(Stored items from a collection)
..............................

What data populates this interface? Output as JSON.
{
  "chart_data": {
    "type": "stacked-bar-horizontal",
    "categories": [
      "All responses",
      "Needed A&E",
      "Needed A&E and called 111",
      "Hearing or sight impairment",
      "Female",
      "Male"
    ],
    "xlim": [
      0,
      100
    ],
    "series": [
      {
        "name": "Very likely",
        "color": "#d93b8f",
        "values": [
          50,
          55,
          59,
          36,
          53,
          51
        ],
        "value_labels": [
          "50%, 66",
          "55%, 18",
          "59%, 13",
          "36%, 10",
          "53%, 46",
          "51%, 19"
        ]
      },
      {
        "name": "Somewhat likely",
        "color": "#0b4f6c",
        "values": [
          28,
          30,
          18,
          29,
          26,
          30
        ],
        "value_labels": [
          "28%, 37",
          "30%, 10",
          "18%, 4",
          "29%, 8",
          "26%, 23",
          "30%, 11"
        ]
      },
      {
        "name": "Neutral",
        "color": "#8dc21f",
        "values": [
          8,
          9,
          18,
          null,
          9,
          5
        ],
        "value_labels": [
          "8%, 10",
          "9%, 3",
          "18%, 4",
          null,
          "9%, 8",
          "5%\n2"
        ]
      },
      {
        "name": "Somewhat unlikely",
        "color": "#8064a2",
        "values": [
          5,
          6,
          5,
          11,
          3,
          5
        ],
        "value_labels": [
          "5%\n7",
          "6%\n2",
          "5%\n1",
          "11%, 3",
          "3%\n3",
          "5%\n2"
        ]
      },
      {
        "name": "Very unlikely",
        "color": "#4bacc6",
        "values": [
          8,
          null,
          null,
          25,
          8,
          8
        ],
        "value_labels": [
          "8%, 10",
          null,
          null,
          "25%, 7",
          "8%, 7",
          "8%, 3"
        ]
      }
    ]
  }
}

..............................

#### YOUR GOAL
Copy out each line of the data where the string "unlikely" appears.

#### ANSWER TO THE PROBLEM
        "name": "Somewhat unlikely",
        "name": "Very unlikely",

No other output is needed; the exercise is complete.